● Records for this task
--- BEGIN ---
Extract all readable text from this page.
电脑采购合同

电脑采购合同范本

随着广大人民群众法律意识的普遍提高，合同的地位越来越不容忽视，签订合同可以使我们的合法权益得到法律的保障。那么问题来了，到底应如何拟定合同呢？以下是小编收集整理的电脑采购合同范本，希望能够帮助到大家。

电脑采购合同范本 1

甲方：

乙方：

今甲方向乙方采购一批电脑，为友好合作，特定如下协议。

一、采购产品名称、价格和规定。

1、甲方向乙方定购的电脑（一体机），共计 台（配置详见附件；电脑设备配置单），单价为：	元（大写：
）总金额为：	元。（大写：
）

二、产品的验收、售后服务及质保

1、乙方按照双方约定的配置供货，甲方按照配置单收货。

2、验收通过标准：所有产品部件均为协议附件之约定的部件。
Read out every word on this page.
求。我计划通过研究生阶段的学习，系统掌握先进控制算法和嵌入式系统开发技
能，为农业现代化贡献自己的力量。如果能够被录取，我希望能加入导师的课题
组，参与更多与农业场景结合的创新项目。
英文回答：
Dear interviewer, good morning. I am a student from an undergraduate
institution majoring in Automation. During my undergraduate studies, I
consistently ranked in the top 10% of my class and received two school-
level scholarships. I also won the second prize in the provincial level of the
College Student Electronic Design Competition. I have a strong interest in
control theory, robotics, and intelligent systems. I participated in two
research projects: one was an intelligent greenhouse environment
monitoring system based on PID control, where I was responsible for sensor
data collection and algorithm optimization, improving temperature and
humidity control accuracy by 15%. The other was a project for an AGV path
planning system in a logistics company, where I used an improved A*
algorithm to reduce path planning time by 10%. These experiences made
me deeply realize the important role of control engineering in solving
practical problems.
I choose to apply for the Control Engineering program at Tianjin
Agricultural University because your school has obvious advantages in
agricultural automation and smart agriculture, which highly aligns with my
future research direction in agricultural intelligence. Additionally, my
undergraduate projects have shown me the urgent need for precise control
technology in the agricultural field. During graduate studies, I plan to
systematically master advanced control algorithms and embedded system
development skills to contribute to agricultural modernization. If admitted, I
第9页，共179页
--- END ---
● Exercise goal
Copy every line in the records above that contains the word "studies".

● Answer for the task
institution majoring in Automation. During my undergraduate studies, I
technology in the agricultural field. During graduate studies, I plan to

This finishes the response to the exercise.